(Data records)
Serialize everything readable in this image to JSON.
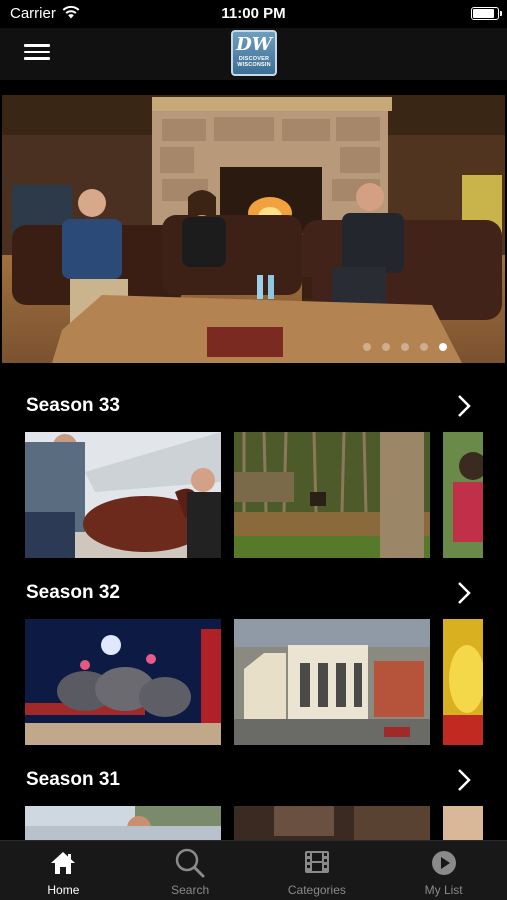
{
  "status": {
    "carrier": "Carrier",
    "time": "11:00 PM"
  },
  "header": {
    "logo_mark": "DW",
    "logo_text_line1": "DISCOVER",
    "logo_text_line2": "WISCONSIN"
  },
  "hero": {
    "slide_count": 5,
    "active_slide": 5
  },
  "sections": [
    {
      "title": "Season 33"
    },
    {
      "title": "Season 32"
    },
    {
      "title": "Season 31"
    }
  ],
  "tabs": [
    {
      "label": "Home",
      "icon": "home-icon",
      "active": true
    },
    {
      "label": "Search",
      "icon": "search-icon",
      "active": false
    },
    {
      "label": "Categories",
      "icon": "film-icon",
      "active": false
    },
    {
      "label": "My List",
      "icon": "play-circle-icon",
      "active": false
    }
  ],
  "colors": {
    "background": "#000000",
    "tab_bar": "#181818",
    "nav_bar": "#111111",
    "inactive_tab": "#8a8a8a"
  }
}
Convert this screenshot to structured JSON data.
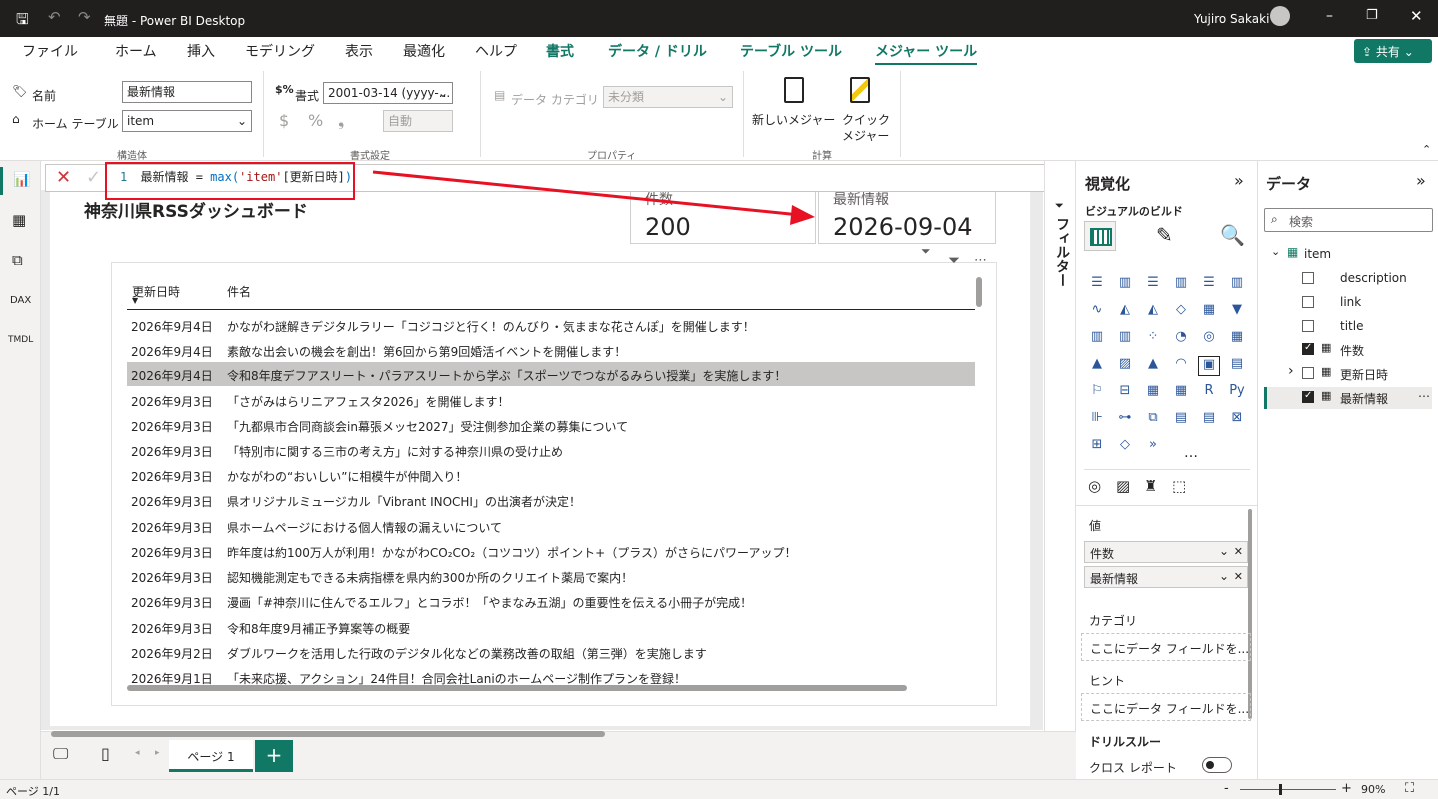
{
  "window": {
    "title": "無題 - Power BI Desktop",
    "user": "Yujiro Sakaki"
  },
  "menu_tabs": [
    {
      "label": "ファイル"
    },
    {
      "label": "ホーム"
    },
    {
      "label": "挿入"
    },
    {
      "label": "モデリング"
    },
    {
      "label": "表示"
    },
    {
      "label": "最適化"
    },
    {
      "label": "ヘルプ"
    },
    {
      "label": "書式"
    },
    {
      "label": "データ / ドリル"
    },
    {
      "label": "テーブル ツール"
    },
    {
      "label": "メジャー ツール"
    }
  ],
  "share_label": "共有",
  "ribbon": {
    "name_label": "名前",
    "name_value": "最新情報",
    "home_table_label": "ホーム テーブル",
    "home_table_value": "item",
    "structure_group": "構造体",
    "format_label": "書式",
    "format_value": "2001-03-14 (yyyy-...",
    "format_group": "書式設定",
    "dollar_symbol": "$",
    "percent_symbol": "%",
    "comma_symbol": "❟",
    "auto_value": "自動",
    "data_category_label": "データ カテゴリ",
    "data_category_value": "未分類",
    "properties_group": "プロパティ",
    "new_measure_label": "新しいメジャー",
    "quick_measure_label1": "クイック",
    "quick_measure_label2": "メジャー",
    "calc_group": "計算"
  },
  "formula": {
    "line_no": "1",
    "measure": "最新情報",
    "eq": " = ",
    "func": "max(",
    "table": "'item'",
    "col": "[更新日時]",
    "close": ")"
  },
  "report": {
    "title": "神奈川県RSSダッシュボード",
    "card1": {
      "label": "件数",
      "value": "200"
    },
    "card2": {
      "label": "最新情報",
      "value": "2026-09-04"
    },
    "table_headers": {
      "date": "更新日時",
      "name": "件名"
    },
    "rows": [
      {
        "d": "2026年9月4日",
        "n": "かながわ謎解きデジタルラリー「コジコジと行く！のんびり・気ままな花さんぽ」を開催します！"
      },
      {
        "d": "2026年9月4日",
        "n": "素敵な出会いの機会を創出！第6回から第9回婚活イベントを開催します！"
      },
      {
        "d": "2026年9月4日",
        "n": "令和8年度デフアスリート・パラアスリートから学ぶ「スポーツでつながるみらい授業」を実施します！"
      },
      {
        "d": "2026年9月3日",
        "n": "「さがみはらリニアフェスタ2026」を開催します！"
      },
      {
        "d": "2026年9月3日",
        "n": "「九都県市合同商談会in幕張メッセ2027」受注側参加企業の募集について"
      },
      {
        "d": "2026年9月3日",
        "n": "「特別市に関する三市の考え方」に対する神奈川県の受け止め"
      },
      {
        "d": "2026年9月3日",
        "n": "かながわの“おいしい”に相模牛が仲間入り！"
      },
      {
        "d": "2026年9月3日",
        "n": "県オリジナルミュージカル「Vibrant INOCHI」の出演者が決定！"
      },
      {
        "d": "2026年9月3日",
        "n": "県ホームページにおける個人情報の漏えいについて"
      },
      {
        "d": "2026年9月3日",
        "n": "昨年度は約100万人が利用！かながわCO₂CO₂（コツコツ）ポイント+（プラス）がさらにパワーアップ！"
      },
      {
        "d": "2026年9月3日",
        "n": "認知機能測定もできる未病指標を県内約300か所のクリエイト薬局で案内！"
      },
      {
        "d": "2026年9月3日",
        "n": "漫画「#神奈川に住んでるエルフ」とコラボ！「やまなみ五湖」の重要性を伝える小冊子が完成！"
      },
      {
        "d": "2026年9月3日",
        "n": "令和8年度9月補正予算案等の概要"
      },
      {
        "d": "2026年9月2日",
        "n": "ダブルワークを活用した行政のデジタル化などの業務改善の取組（第三弾）を実施します"
      },
      {
        "d": "2026年9月1日",
        "n": "「未来応援、アクション」24件目！合同会社Laniのホームページ制作プランを登録！"
      }
    ]
  },
  "filters_label": "フィルター",
  "viz": {
    "title": "視覚化",
    "build": "ビジュアルのビルド",
    "values": "値",
    "well1": "件数",
    "well2": "最新情報",
    "category": "カテゴリ",
    "hint": "ヒント",
    "drop1": "ここにデータ フィールドを...",
    "drop2": "ここにデータ フィールドを...",
    "drill": "ドリルスルー",
    "cross": "クロス レポート",
    "more": "…"
  },
  "data_pane": {
    "title": "データ",
    "search_placeholder": "検索",
    "table": "item",
    "fields": [
      {
        "label": "description",
        "checked": false
      },
      {
        "label": "link",
        "checked": false
      },
      {
        "label": "title",
        "checked": false
      },
      {
        "label": "件数",
        "checked": true
      },
      {
        "label": "更新日時",
        "checked": false
      },
      {
        "label": "最新情報",
        "checked": true
      }
    ]
  },
  "page_tab": "ページ 1",
  "status": {
    "page": "ページ 1/1",
    "zoom": "90%"
  }
}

Stated task:
Print the whole listing above once more, word for word, without its pictures.

The answer:
Serialize everything readable in this image to JSON.
{
  "status": {
    "carrier": "Carrier",
    "time": "11:00 PM"
  },
  "header": {
    "logo_mark": "DW",
    "logo_text_line1": "DISCOVER",
    "logo_text_line2": "WISCONSIN"
  },
  "hero": {
    "slide_count": 5,
    "active_slide": 5
  },
  "sections": [
    {
      "title": "Season 33"
    },
    {
      "title": "Season 32"
    },
    {
      "title": "Season 31"
    }
  ],
  "tabs": [
    {
      "label": "Home",
      "icon": "home-icon",
      "active": true
    },
    {
      "label": "Search",
      "icon": "search-icon",
      "active": false
    },
    {
      "label": "Categories",
      "icon": "film-icon",
      "active": false
    },
    {
      "label": "My List",
      "icon": "play-circle-icon",
      "active": false
    }
  ],
  "colors": {
    "background": "#000000",
    "tab_bar": "#181818",
    "nav_bar": "#111111",
    "inactive_tab": "#8a8a8a"
  }
}
Convert this screenshot to structured JSON data.
{
  "window": {
    "title": "無題 - Power BI Desktop",
    "user": "Yujiro Sakaki"
  },
  "menu_tabs": [
    {
      "label": "ファイル"
    },
    {
      "label": "ホーム"
    },
    {
      "label": "挿入"
    },
    {
      "label": "モデリング"
    },
    {
      "label": "表示"
    },
    {
      "label": "最適化"
    },
    {
      "label": "ヘルプ"
    },
    {
      "label": "書式"
    },
    {
      "label": "データ / ドリル"
    },
    {
      "label": "テーブル ツール"
    },
    {
      "label": "メジャー ツール"
    }
  ],
  "share_label": "共有",
  "ribbon": {
    "name_label": "名前",
    "name_value": "最新情報",
    "home_table_label": "ホーム テーブル",
    "home_table_value": "item",
    "structure_group": "構造体",
    "format_label": "書式",
    "format_value": "2001-03-14 (yyyy-...",
    "format_group": "書式設定",
    "dollar_symbol": "$",
    "percent_symbol": "%",
    "comma_symbol": "❟",
    "auto_value": "自動",
    "data_category_label": "データ カテゴリ",
    "data_category_value": "未分類",
    "properties_group": "プロパティ",
    "new_measure_label": "新しいメジャー",
    "quick_measure_label1": "クイック",
    "quick_measure_label2": "メジャー",
    "calc_group": "計算"
  },
  "formula": {
    "line_no": "1",
    "measure": "最新情報",
    "eq": " = ",
    "func": "max(",
    "table": "'item'",
    "col": "[更新日時]",
    "close": ")"
  },
  "report": {
    "title": "神奈川県RSSダッシュボード",
    "card1": {
      "label": "件数",
      "value": "200"
    },
    "card2": {
      "label": "最新情報",
      "value": "2026-09-04"
    },
    "table_headers": {
      "date": "更新日時",
      "name": "件名"
    },
    "rows": [
      {
        "d": "2026年9月4日",
        "n": "かながわ謎解きデジタルラリー「コジコジと行く！のんびり・気ままな花さんぽ」を開催します！"
      },
      {
        "d": "2026年9月4日",
        "n": "素敵な出会いの機会を創出！第6回から第9回婚活イベントを開催します！"
      },
      {
        "d": "2026年9月4日",
        "n": "令和8年度デフアスリート・パラアスリートから学ぶ「スポーツでつながるみらい授業」を実施します！"
      },
      {
        "d": "2026年9月3日",
        "n": "「さがみはらリニアフェスタ2026」を開催します！"
      },
      {
        "d": "2026年9月3日",
        "n": "「九都県市合同商談会in幕張メッセ2027」受注側参加企業の募集について"
      },
      {
        "d": "2026年9月3日",
        "n": "「特別市に関する三市の考え方」に対する神奈川県の受け止め"
      },
      {
        "d": "2026年9月3日",
        "n": "かながわの“おいしい”に相模牛が仲間入り！"
      },
      {
        "d": "2026年9月3日",
        "n": "県オリジナルミュージカル「Vibrant INOCHI」の出演者が決定！"
      },
      {
        "d": "2026年9月3日",
        "n": "県ホームページにおける個人情報の漏えいについて"
      },
      {
        "d": "2026年9月3日",
        "n": "昨年度は約100万人が利用！かながわCO₂CO₂（コツコツ）ポイント+（プラス）がさらにパワーアップ！"
      },
      {
        "d": "2026年9月3日",
        "n": "認知機能測定もできる未病指標を県内約300か所のクリエイト薬局で案内！"
      },
      {
        "d": "2026年9月3日",
        "n": "漫画「#神奈川に住んでるエルフ」とコラボ！「やまなみ五湖」の重要性を伝える小冊子が完成！"
      },
      {
        "d": "2026年9月3日",
        "n": "令和8年度9月補正予算案等の概要"
      },
      {
        "d": "2026年9月2日",
        "n": "ダブルワークを活用した行政のデジタル化などの業務改善の取組（第三弾）を実施します"
      },
      {
        "d": "2026年9月1日",
        "n": "「未来応援、アクション」24件目！合同会社Laniのホームページ制作プランを登録！"
      }
    ]
  },
  "filters_label": "フィルター",
  "viz": {
    "title": "視覚化",
    "build": "ビジュアルのビルド",
    "values": "値",
    "well1": "件数",
    "well2": "最新情報",
    "category": "カテゴリ",
    "hint": "ヒント",
    "drop1": "ここにデータ フィールドを...",
    "drop2": "ここにデータ フィールドを...",
    "drill": "ドリルスルー",
    "cross": "クロス レポート",
    "more": "…"
  },
  "data_pane": {
    "title": "データ",
    "search_placeholder": "検索",
    "table": "item",
    "fields": [
      {
        "label": "description",
        "checked": false
      },
      {
        "label": "link",
        "checked": false
      },
      {
        "label": "title",
        "checked": false
      },
      {
        "label": "件数",
        "checked": true
      },
      {
        "label": "更新日時",
        "checked": false
      },
      {
        "label": "最新情報",
        "checked": true
      }
    ]
  },
  "page_tab": "ページ 1",
  "status": {
    "page": "ページ 1/1",
    "zoom": "90%"
  }
}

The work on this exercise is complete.